▶ **What you need to do**
Provide an exact copy of the data, excluding the images.
┄┄┄┄┄┄
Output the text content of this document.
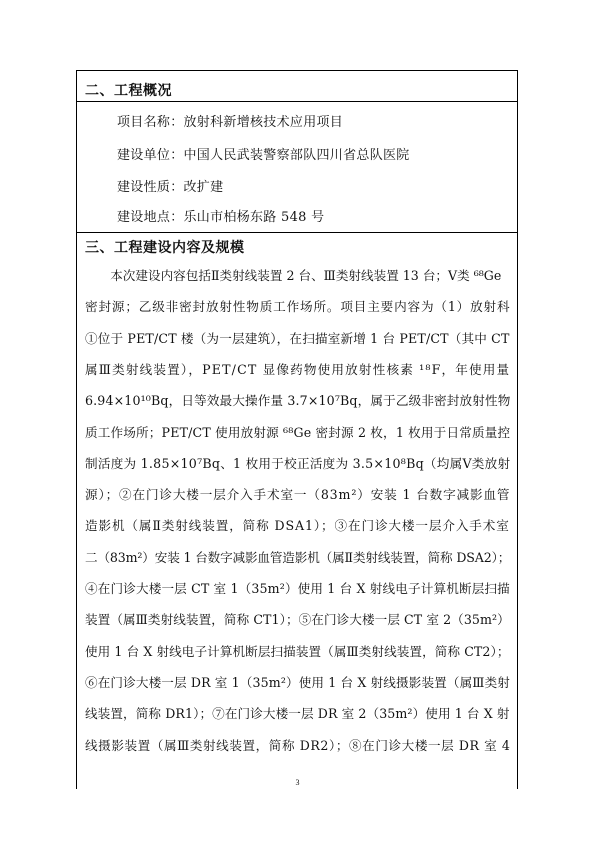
二、工程概况
项目名称：放射科新增核技术应用项目
建设单位：中国人民武装警察部队四川省总队医院
建设性质：改扩建
建设地点：乐山市柏杨东路 548 号
三、工程建设内容及规模
　　本次建设内容包括Ⅱ类射线装置 2 台、Ⅲ类射线装置 13 台；Ⅴ类 ⁶⁸Ge
密封源；乙级非密封放射性物质工作场所。项目主要内容为（1）放射科
①位于 PET/CT 楼（为一层建筑），在扫描室新增 1 台 PET/CT（其中 CT
属Ⅲ类射线装置），PET/CT 显像药物使用放射性核素 ¹⁸F，年使用量
6.94×10¹⁰Bq，日等效最大操作量 3.7×10⁷Bq，属于乙级非密封放射性物
质工作场所；PET/CT 使用放射源 ⁶⁸Ge 密封源 2 枚，1 枚用于日常质量控
制活度为 1.85×10⁷Bq、1 枚用于校正活度为 3.5×10⁸Bq（均属Ⅴ类放射
源）；②在门诊大楼一层介入手术室一（83m²）安装 1 台数字减影血管
造影机（属Ⅱ类射线装置，简称 DSA1）；③在门诊大楼一层介入手术室
二（83m²）安装 1 台数字减影血管造影机（属Ⅱ类射线装置，简称 DSA2）；
④在门诊大楼一层 CT 室 1（35m²）使用 1 台 X 射线电子计算机断层扫描
装置（属Ⅲ类射线装置，简称 CT1）；⑤在门诊大楼一层 CT 室 2（35m²）
使用 1 台 X 射线电子计算机断层扫描装置（属Ⅲ类射线装置，简称 CT2）；
⑥在门诊大楼一层 DR 室 1（35m²）使用 1 台 X 射线摄影装置（属Ⅲ类射
线装置，简称 DR1）；⑦在门诊大楼一层 DR 室 2（35m²）使用 1 台 X 射
线摄影装置（属Ⅲ类射线装置，简称 DR2）；⑧在门诊大楼一层 DR 室 4
3
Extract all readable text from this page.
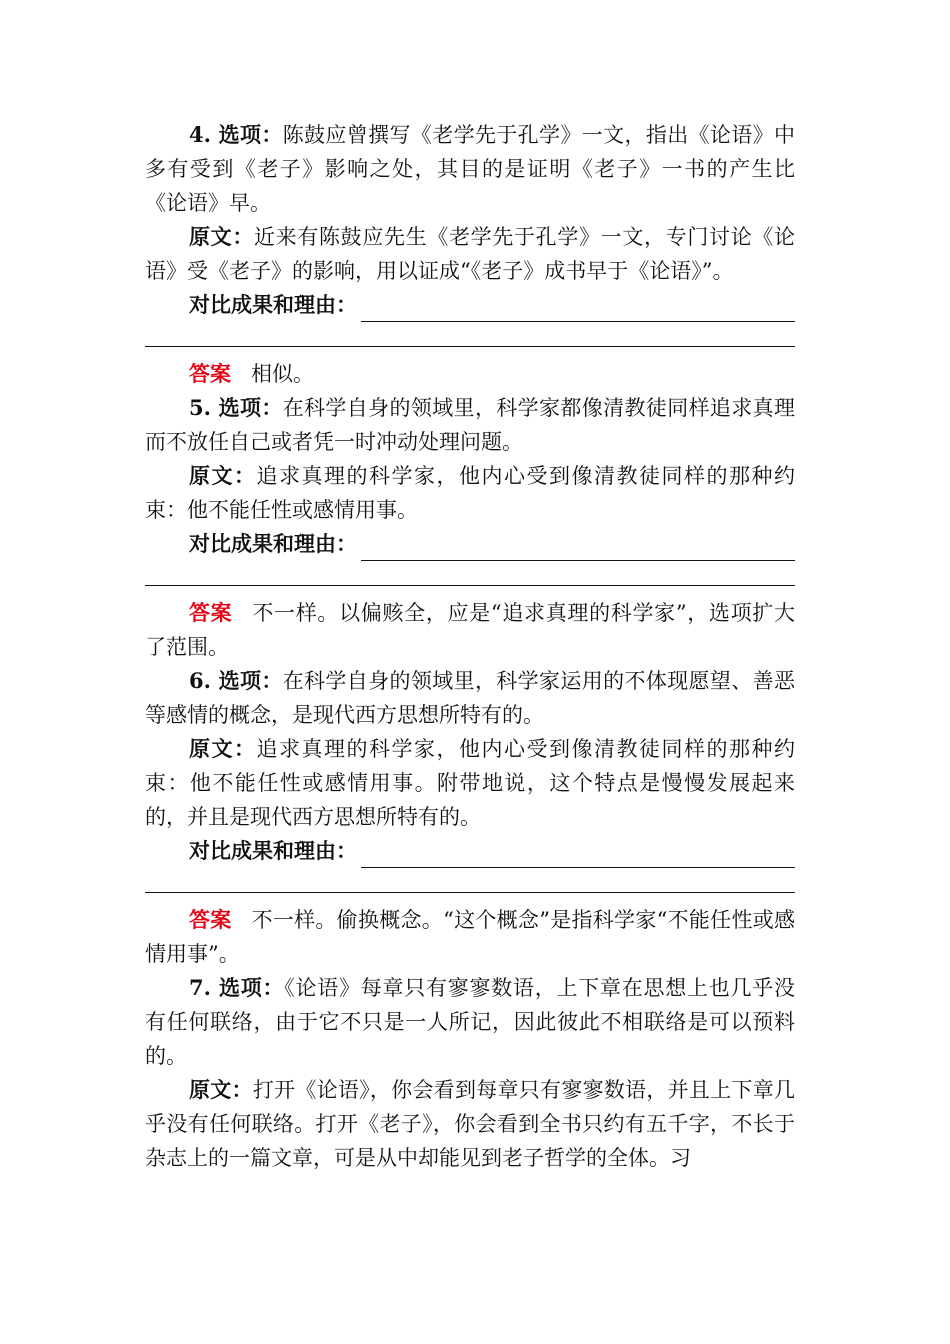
4. 选项：陈鼓应曾撰写《老学先于孔学》一文，指出《论语》中多有受到《老子》影响之处，其目的是证明《老子》一书的产生比《论语》早。

原文：近来有陈鼓应先生《老学先于孔学》一文，专门讨论《论语》受《老子》的影响，用以证成“《老子》成书早于《论语》”。

对比成果和理由：

答案 相似。

5. 选项：在科学自身的领域里，科学家都像清教徒同样追求真理而不放任自己或者凭一时冲动处理问题。

原文：追求真理的科学家，他内心受到像清教徒同样的那种约束：他不能任性或感情用事。

对比成果和理由：

答案 不一样。以偏赅全，应是“追求真理的科学家”，选项扩大了范围。

6. 选项：在科学自身的领域里，科学家运用的不体现愿望、善恶等感情的概念，是现代西方思想所特有的。

原文：追求真理的科学家，他内心受到像清教徒同样的那种约束：他不能任性或感情用事。附带地说，这个特点是慢慢发展起来的，并且是现代西方思想所特有的。

对比成果和理由：

答案 不一样。偷换概念。“这个概念”是指科学家“不能任性或感情用事”。

7. 选项：《论语》每章只有寥寥数语，上下章在思想上也几乎没有任何联络，由于它不只是一人所记，因此彼此不相联络是可以预料的。

原文：打开《论语》，你会看到每章只有寥寥数语，并且上下章几乎没有任何联络。打开《老子》，你会看到全书只约有五千字，不长于杂志上的一篇文章，可是从中却能见到老子哲学的全体。习
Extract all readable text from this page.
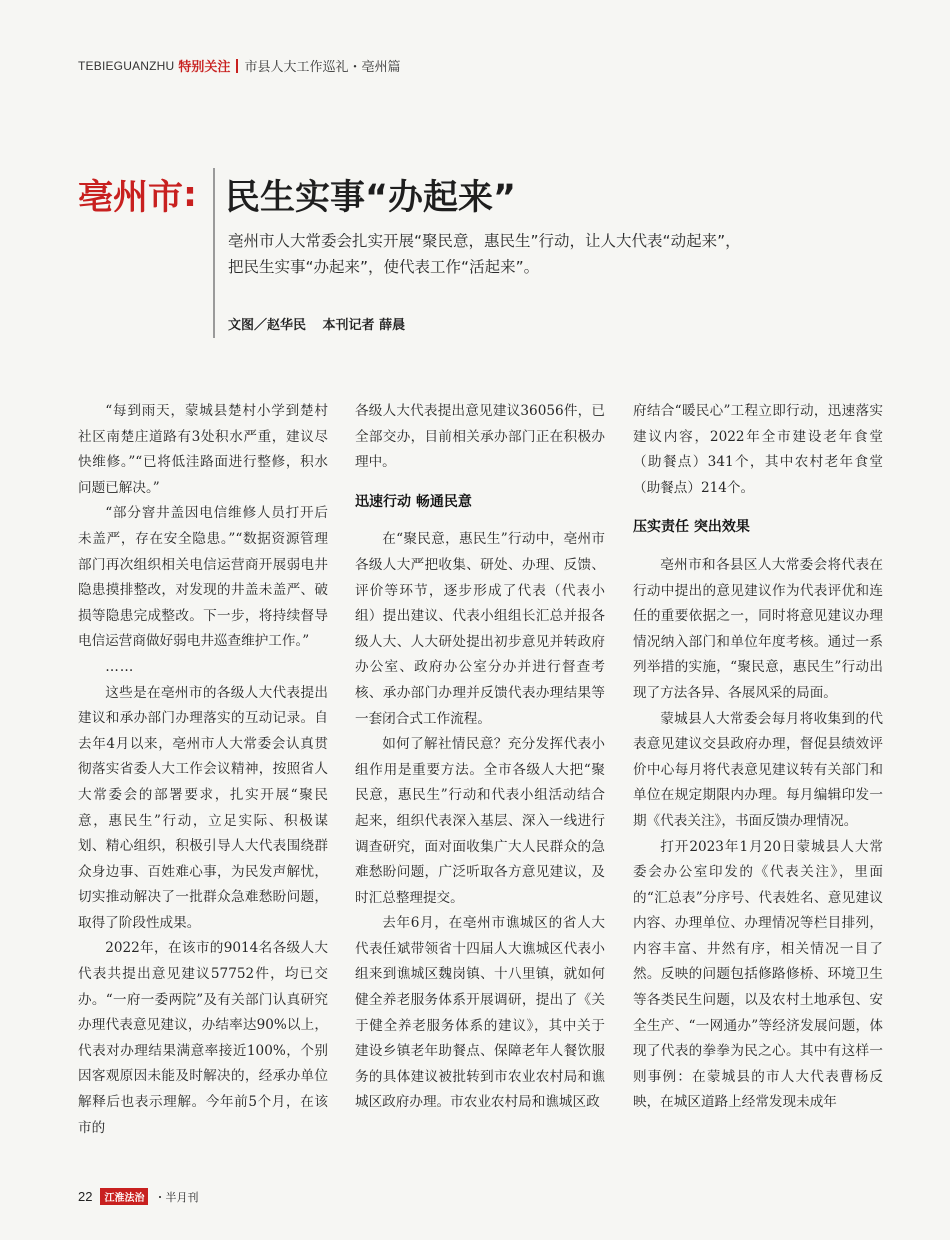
TEBIEGUANZHU 特别关注 市县人大工作巡礼・亳州篇
亳州市 : 民生实事“办起来”

亳州市人大常委会扎实开展“聚民意，惠民生”行动，让人大代表“动起来”，

把民生实事“办起来”，使代表工作“活起来”。

文图／赵华民 本刊记者 薛晨

“每到雨天，蒙城县楚村小学到楚村社区南楚庄道路有3处积水严重，建议尽快维修。”“已将低洼路面进行整修，积水问题已解决。”

“部分窨井盖因电信维修人员打开后未盖严，存在安全隐患。”“数据资源管理部门再次组织相关电信运营商开展弱电井隐患摸排整改，对发现的井盖未盖严、破损等隐患完成整改。下一步，将持续督导电信运营商做好弱电井巡查维护工作。”

……

这些是在亳州市的各级人大代表提出建议和承办部门办理落实的互动记录。自去年4月以来，亳州市人大常委会认真贯彻落实省委人大工作会议精神，按照省人大常委会的部署要求，扎实开展“聚民意，惠民生”行动，立足实际、积极谋划、精心组织，积极引导人大代表围绕群众身边事、百姓难心事，为民发声解忧，切实推动解决了一批群众急难愁盼问题，取得了阶段性成果。

2022年，在该市的9014名各级人大代表共提出意见建议57752件，均已交办。“一府一委两院”及有关部门认真研究办理代表意见建议，办结率达90%以上，代表对办理结果满意率接近100%，个别因客观原因未能及时解决的，经承办单位解释后也表示理解。今年前5个月，在该市的

各级人大代表提出意见建议36056件，已全部交办，目前相关承办部门正在积极办理中。

迅速行动 畅通民意

在“聚民意，惠民生”行动中，亳州市各级人大严把收集、研处、办理、反馈、评价等环节，逐步形成了代表（代表小组）提出建议、代表小组组长汇总并报各级人大、人大研处提出初步意见并转政府办公室、政府办公室分办并进行督查考核、承办部门办理并反馈代表办理结果等一套闭合式工作流程。

如何了解社情民意？充分发挥代表小组作用是重要方法。全市各级人大把“聚民意，惠民生”行动和代表小组活动结合起来，组织代表深入基层、深入一线进行调查研究，面对面收集广大人民群众的急难愁盼问题，广泛听取各方意见建议，及时汇总整理提交。

去年6月，在亳州市谯城区的省人大代表任斌带领省十四届人大谯城区代表小组来到谯城区魏岗镇、十八里镇，就如何健全养老服务体系开展调研，提出了《关于健全养老服务体系的建议》，其中关于建设乡镇老年助餐点、保障老年人餐饮服务的具体建议被批转到市农业农村局和谯城区政府办理。市农业农村局和谯城区政

府结合“暖民心”工程立即行动，迅速落实建议内容，2022年全市建设老年食堂（助餐点）341个，其中农村老年食堂（助餐点）214个。

压实责任 突出效果

亳州市和各县区人大常委会将代表在行动中提出的意见建议作为代表评优和连任的重要依据之一，同时将意见建议办理情况纳入部门和单位年度考核。通过一系列举措的实施，“聚民意，惠民生”行动出现了方法各异、各展风采的局面。

蒙城县人大常委会每月将收集到的代表意见建议交县政府办理，督促县绩效评价中心每月将代表意见建议转有关部门和单位在规定期限内办理。每月编辑印发一期《代表关注》，书面反馈办理情况。

打开2023年1月20日蒙城县人大常委会办公室印发的《代表关注》，里面的“汇总表”分序号、代表姓名、意见建议内容、办理单位、办理情况等栏目排列，内容丰富、井然有序，相关情况一目了然。反映的问题包括修路修桥、环境卫生等各类民生问题，以及农村土地承包、安全生产、“一网通办”等经济发展问题，体现了代表的拳拳为民之心。其中有这样一则事例：在蒙城县的市人大代表曹杨反映，在城区道路上经常发现未成年

22	江淮法治 ・半月刊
┄┄┄┄┄┄
▶ **Final result**
Output the text content of this document.
二、工程概况
项目名称：放射科新增核技术应用项目
建设单位：中国人民武装警察部队四川省总队医院
建设性质：改扩建
建设地点：乐山市柏杨东路 548 号
三、工程建设内容及规模
　　本次建设内容包括Ⅱ类射线装置 2 台、Ⅲ类射线装置 13 台；Ⅴ类 ⁶⁸Ge
密封源；乙级非密封放射性物质工作场所。项目主要内容为（1）放射科
①位于 PET/CT 楼（为一层建筑），在扫描室新增 1 台 PET/CT（其中 CT
属Ⅲ类射线装置），PET/CT 显像药物使用放射性核素 ¹⁸F，年使用量
6.94×10¹⁰Bq，日等效最大操作量 3.7×10⁷Bq，属于乙级非密封放射性物
质工作场所；PET/CT 使用放射源 ⁶⁸Ge 密封源 2 枚，1 枚用于日常质量控
制活度为 1.85×10⁷Bq、1 枚用于校正活度为 3.5×10⁸Bq（均属Ⅴ类放射
源）；②在门诊大楼一层介入手术室一（83m²）安装 1 台数字减影血管
造影机（属Ⅱ类射线装置，简称 DSA1）；③在门诊大楼一层介入手术室
二（83m²）安装 1 台数字减影血管造影机（属Ⅱ类射线装置，简称 DSA2）；
④在门诊大楼一层 CT 室 1（35m²）使用 1 台 X 射线电子计算机断层扫描
装置（属Ⅲ类射线装置，简称 CT1）；⑤在门诊大楼一层 CT 室 2（35m²）
使用 1 台 X 射线电子计算机断层扫描装置（属Ⅲ类射线装置，简称 CT2）；
⑥在门诊大楼一层 DR 室 1（35m²）使用 1 台 X 射线摄影装置（属Ⅲ类射
线装置，简称 DR1）；⑦在门诊大楼一层 DR 室 2（35m²）使用 1 台 X 射
线摄影装置（属Ⅲ类射线装置，简称 DR2）；⑧在门诊大楼一层 DR 室 4
3
Extract all readable text from this page.
4. 选项：陈鼓应曾撰写《老学先于孔学》一文，指出《论语》中多有受到《老子》影响之处，其目的是证明《老子》一书的产生比《论语》早。

原文：近来有陈鼓应先生《老学先于孔学》一文，专门讨论《论语》受《老子》的影响，用以证成“《老子》成书早于《论语》”。

对比成果和理由：

答案 相似。

5. 选项：在科学自身的领域里，科学家都像清教徒同样追求真理而不放任自己或者凭一时冲动处理问题。

原文：追求真理的科学家，他内心受到像清教徒同样的那种约束：他不能任性或感情用事。

对比成果和理由：

答案 不一样。以偏赅全，应是“追求真理的科学家”，选项扩大了范围。

6. 选项：在科学自身的领域里，科学家运用的不体现愿望、善恶等感情的概念，是现代西方思想所特有的。

原文：追求真理的科学家，他内心受到像清教徒同样的那种约束：他不能任性或感情用事。附带地说，这个特点是慢慢发展起来的，并且是现代西方思想所特有的。

对比成果和理由：

答案 不一样。偷换概念。“这个概念”是指科学家“不能任性或感情用事”。

7. 选项：《论语》每章只有寥寥数语，上下章在思想上也几乎没有任何联络，由于它不只是一人所记，因此彼此不相联络是可以预料的。

原文：打开《论语》，你会看到每章只有寥寥数语，并且上下章几乎没有任何联络。打开《老子》，你会看到全书只约有五千字，不长于杂志上的一篇文章，可是从中却能见到老子哲学的全体。习
Extract all readable text from this page.
TEBIEGUANZHU 特别关注 市县人大工作巡礼・亳州篇
亳州市 : 民生实事“办起来”

亳州市人大常委会扎实开展“聚民意，惠民生”行动，让人大代表“动起来”，

把民生实事“办起来”，使代表工作“活起来”。

文图／赵华民 本刊记者 薛晨

“每到雨天，蒙城县楚村小学到楚村社区南楚庄道路有3处积水严重，建议尽快维修。”“已将低洼路面进行整修，积水问题已解决。”

“部分窨井盖因电信维修人员打开后未盖严，存在安全隐患。”“数据资源管理部门再次组织相关电信运营商开展弱电井隐患摸排整改，对发现的井盖未盖严、破损等隐患完成整改。下一步，将持续督导电信运营商做好弱电井巡查维护工作。”

……

这些是在亳州市的各级人大代表提出建议和承办部门办理落实的互动记录。自去年4月以来，亳州市人大常委会认真贯彻落实省委人大工作会议精神，按照省人大常委会的部署要求，扎实开展“聚民意，惠民生”行动，立足实际、积极谋划、精心组织，积极引导人大代表围绕群众身边事、百姓难心事，为民发声解忧，切实推动解决了一批群众急难愁盼问题，取得了阶段性成果。

2022年，在该市的9014名各级人大代表共提出意见建议57752件，均已交办。“一府一委两院”及有关部门认真研究办理代表意见建议，办结率达90%以上，代表对办理结果满意率接近100%，个别因客观原因未能及时解决的，经承办单位解释后也表示理解。今年前5个月，在该市的

各级人大代表提出意见建议36056件，已全部交办，目前相关承办部门正在积极办理中。

迅速行动 畅通民意

在“聚民意，惠民生”行动中，亳州市各级人大严把收集、研处、办理、反馈、评价等环节，逐步形成了代表（代表小组）提出建议、代表小组组长汇总并报各级人大、人大研处提出初步意见并转政府办公室、政府办公室分办并进行督查考核、承办部门办理并反馈代表办理结果等一套闭合式工作流程。

如何了解社情民意？充分发挥代表小组作用是重要方法。全市各级人大把“聚民意，惠民生”行动和代表小组活动结合起来，组织代表深入基层、深入一线进行调查研究，面对面收集广大人民群众的急难愁盼问题，广泛听取各方意见建议，及时汇总整理提交。

去年6月，在亳州市谯城区的省人大代表任斌带领省十四届人大谯城区代表小组来到谯城区魏岗镇、十八里镇，就如何健全养老服务体系开展调研，提出了《关于健全养老服务体系的建议》，其中关于建设乡镇老年助餐点、保障老年人餐饮服务的具体建议被批转到市农业农村局和谯城区政府办理。市农业农村局和谯城区政

府结合“暖民心”工程立即行动，迅速落实建议内容，2022年全市建设老年食堂（助餐点）341个，其中农村老年食堂（助餐点）214个。

压实责任 突出效果

亳州市和各县区人大常委会将代表在行动中提出的意见建议作为代表评优和连任的重要依据之一，同时将意见建议办理情况纳入部门和单位年度考核。通过一系列举措的实施，“聚民意，惠民生”行动出现了方法各异、各展风采的局面。

蒙城县人大常委会每月将收集到的代表意见建议交县政府办理，督促县绩效评价中心每月将代表意见建议转有关部门和单位在规定期限内办理。每月编辑印发一期《代表关注》，书面反馈办理情况。

打开2023年1月20日蒙城县人大常委会办公室印发的《代表关注》，里面的“汇总表”分序号、代表姓名、意见建议内容、办理单位、办理情况等栏目排列，内容丰富、井然有序，相关情况一目了然。反映的问题包括修路修桥、环境卫生等各类民生问题，以及农村土地承包、安全生产、“一网通办”等经济发展问题，体现了代表的拳拳为民之心。其中有这样一则事例：在蒙城县的市人大代表曹杨反映，在城区道路上经常发现未成年

22	江淮法治 ・半月刊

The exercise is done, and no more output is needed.